## What the task asks
Scan the records below for the word "РОТТЕРДАМ" and give only the number of lines that hold it.

## Records supplied
***

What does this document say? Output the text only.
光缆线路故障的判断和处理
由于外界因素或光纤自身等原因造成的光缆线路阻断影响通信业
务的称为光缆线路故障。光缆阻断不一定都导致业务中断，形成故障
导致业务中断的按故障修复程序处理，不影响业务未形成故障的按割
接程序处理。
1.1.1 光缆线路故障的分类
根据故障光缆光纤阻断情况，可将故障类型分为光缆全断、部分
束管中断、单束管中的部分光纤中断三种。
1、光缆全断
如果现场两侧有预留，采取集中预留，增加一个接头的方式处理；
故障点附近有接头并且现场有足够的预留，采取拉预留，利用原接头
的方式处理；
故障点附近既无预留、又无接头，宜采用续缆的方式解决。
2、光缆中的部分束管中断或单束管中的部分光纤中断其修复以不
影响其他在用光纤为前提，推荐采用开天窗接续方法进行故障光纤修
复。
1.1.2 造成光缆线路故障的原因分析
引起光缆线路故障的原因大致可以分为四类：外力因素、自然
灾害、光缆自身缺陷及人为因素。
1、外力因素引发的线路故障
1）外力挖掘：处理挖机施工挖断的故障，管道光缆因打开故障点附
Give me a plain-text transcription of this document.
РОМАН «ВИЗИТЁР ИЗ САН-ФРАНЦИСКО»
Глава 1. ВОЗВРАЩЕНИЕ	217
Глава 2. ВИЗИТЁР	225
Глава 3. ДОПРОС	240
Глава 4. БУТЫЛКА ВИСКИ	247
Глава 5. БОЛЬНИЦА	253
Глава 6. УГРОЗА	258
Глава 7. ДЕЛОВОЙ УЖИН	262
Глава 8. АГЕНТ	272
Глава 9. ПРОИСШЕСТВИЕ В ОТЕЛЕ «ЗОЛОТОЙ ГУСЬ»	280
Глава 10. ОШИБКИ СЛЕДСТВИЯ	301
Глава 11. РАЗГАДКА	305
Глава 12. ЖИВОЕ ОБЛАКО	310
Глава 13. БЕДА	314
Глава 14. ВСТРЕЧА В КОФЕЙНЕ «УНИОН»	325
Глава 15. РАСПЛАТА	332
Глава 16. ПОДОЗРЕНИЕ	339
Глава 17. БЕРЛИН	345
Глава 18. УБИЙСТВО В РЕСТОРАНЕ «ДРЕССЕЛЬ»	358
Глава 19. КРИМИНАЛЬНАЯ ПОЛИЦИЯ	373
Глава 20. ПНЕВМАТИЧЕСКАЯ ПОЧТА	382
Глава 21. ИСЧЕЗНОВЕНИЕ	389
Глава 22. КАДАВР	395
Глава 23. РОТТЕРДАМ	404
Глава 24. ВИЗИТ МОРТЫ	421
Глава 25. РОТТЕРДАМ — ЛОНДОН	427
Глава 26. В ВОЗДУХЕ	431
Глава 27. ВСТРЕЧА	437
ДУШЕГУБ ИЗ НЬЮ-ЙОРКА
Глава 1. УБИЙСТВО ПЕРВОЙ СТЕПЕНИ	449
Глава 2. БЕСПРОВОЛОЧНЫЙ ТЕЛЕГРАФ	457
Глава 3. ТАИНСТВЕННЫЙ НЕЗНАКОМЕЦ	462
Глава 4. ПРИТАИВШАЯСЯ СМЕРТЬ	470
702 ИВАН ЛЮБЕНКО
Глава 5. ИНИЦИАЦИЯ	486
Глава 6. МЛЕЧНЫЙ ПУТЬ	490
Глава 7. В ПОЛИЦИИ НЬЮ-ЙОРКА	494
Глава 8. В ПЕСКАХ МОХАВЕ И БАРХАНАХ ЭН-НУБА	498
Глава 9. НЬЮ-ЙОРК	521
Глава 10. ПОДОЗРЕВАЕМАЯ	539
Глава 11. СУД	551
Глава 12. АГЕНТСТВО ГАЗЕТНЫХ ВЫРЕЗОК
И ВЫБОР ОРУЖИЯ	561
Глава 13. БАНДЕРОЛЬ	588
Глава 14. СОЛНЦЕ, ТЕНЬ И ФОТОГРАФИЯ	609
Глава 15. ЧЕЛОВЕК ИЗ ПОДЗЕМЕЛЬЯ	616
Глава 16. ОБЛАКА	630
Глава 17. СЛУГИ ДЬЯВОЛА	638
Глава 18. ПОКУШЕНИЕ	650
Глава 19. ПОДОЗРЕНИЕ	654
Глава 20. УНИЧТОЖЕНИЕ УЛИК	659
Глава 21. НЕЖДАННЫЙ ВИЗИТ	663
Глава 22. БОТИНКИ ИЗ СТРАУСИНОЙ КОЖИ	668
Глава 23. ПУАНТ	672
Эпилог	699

***

## Finished exercise
2